- Brief
Strip the pictures and reproduce the rest of the listing exactly.
** BEGIN Material shown **
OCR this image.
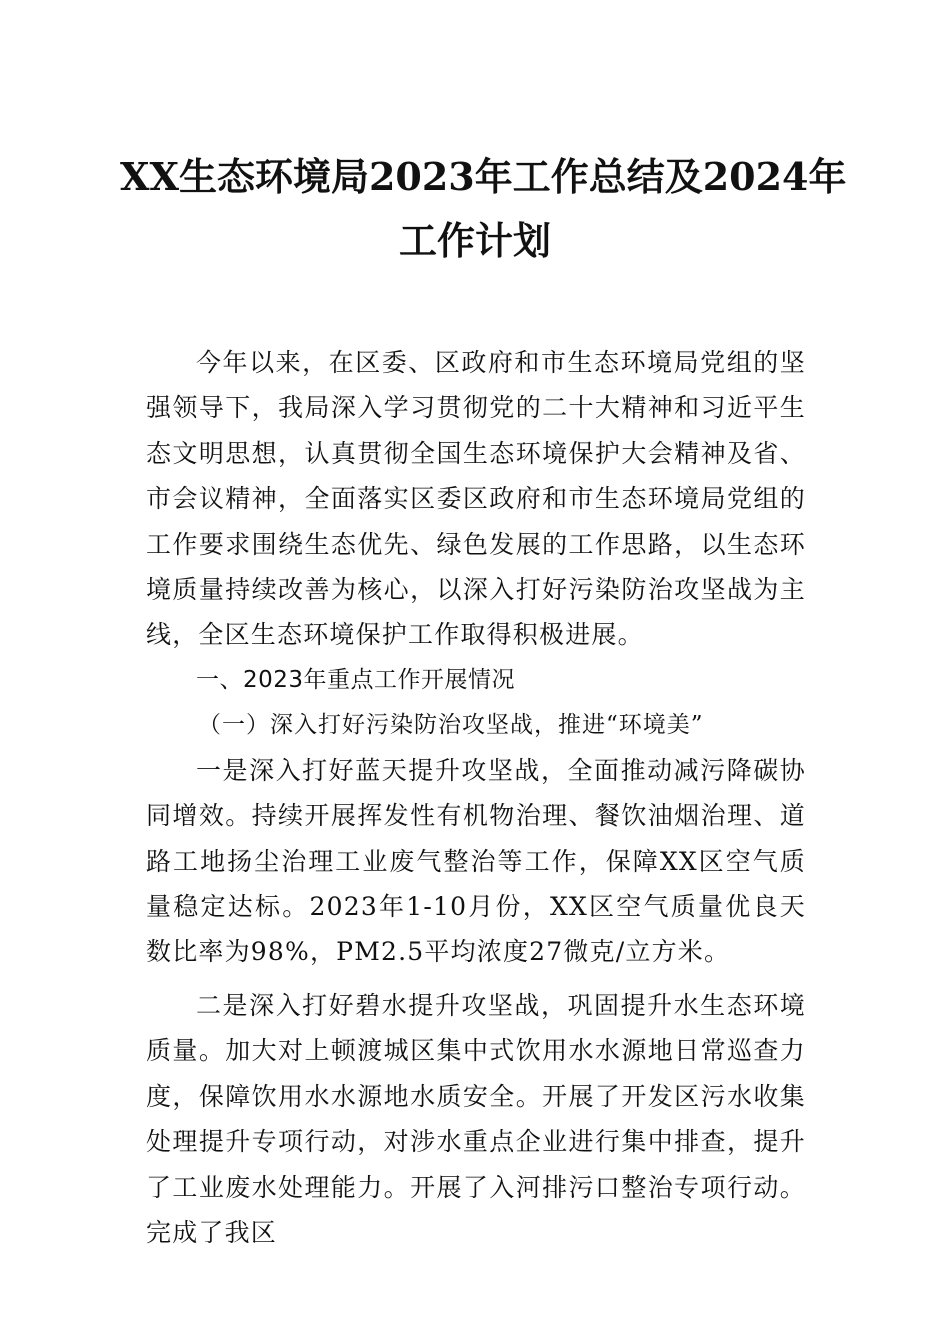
XX生态环境局2023年工作总结及2024年
工作计划

今年以来，在区委、区政府和市生态环境局党组的坚强领导下，我局深入学习贯彻党的二十大精神和习近平生态文明思想，认真贯彻全国生态环境保护大会精神及省、市会议精神，全面落实区委区政府和市生态环境局党组的工作要求围绕生态优先、绿色发展的工作思路，以生态环境质量持续改善为核心，以深入打好污染防治攻坚战为主线，全区生态环境保护工作取得积极进展。

一、2023年重点工作开展情况

（一）深入打好污染防治攻坚战，推进“环境美”

一是深入打好蓝天提升攻坚战，全面推动减污降碳协同增效。持续开展挥发性有机物治理、餐饮油烟治理、道路工地扬尘治理工业废气整治等工作，保障XX区空气质量稳定达标。2023年1-10月份，XX区空气质量优良天数比率为98%，PM2.5平均浓度27微克/立方米。

二是深入打好碧水提升攻坚战，巩固提升水生态环境质量。加大对上顿渡城区集中式饮用水水源地日常巡查力度，保障饮用水水源地水质安全。开展了开发区污水收集处理提升专项行动，对涉水重点企业进行集中排查，提升了工业废水处理能力。开展了入河排污口整治专项行动。完成了我区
** END Material shown **
- Reply to the task
OCR this image.
XX生态环境局2023年工作总结及2024年
工作计划

今年以来，在区委、区政府和市生态环境局党组的坚强领导下，我局深入学习贯彻党的二十大精神和习近平生态文明思想，认真贯彻全国生态环境保护大会精神及省、市会议精神，全面落实区委区政府和市生态环境局党组的工作要求围绕生态优先、绿色发展的工作思路，以生态环境质量持续改善为核心，以深入打好污染防治攻坚战为主线，全区生态环境保护工作取得积极进展。

一、2023年重点工作开展情况

（一）深入打好污染防治攻坚战，推进“环境美”

一是深入打好蓝天提升攻坚战，全面推动减污降碳协同增效。持续开展挥发性有机物治理、餐饮油烟治理、道路工地扬尘治理工业废气整治等工作，保障XX区空气质量稳定达标。2023年1-10月份，XX区空气质量优良天数比率为98%，PM2.5平均浓度27微克/立方米。

二是深入打好碧水提升攻坚战，巩固提升水生态环境质量。加大对上顿渡城区集中式饮用水水源地日常巡查力度，保障饮用水水源地水质安全。开展了开发区污水收集处理提升专项行动，对涉水重点企业进行集中排查，提升了工业废水处理能力。开展了入河排污口整治专项行动。完成了我区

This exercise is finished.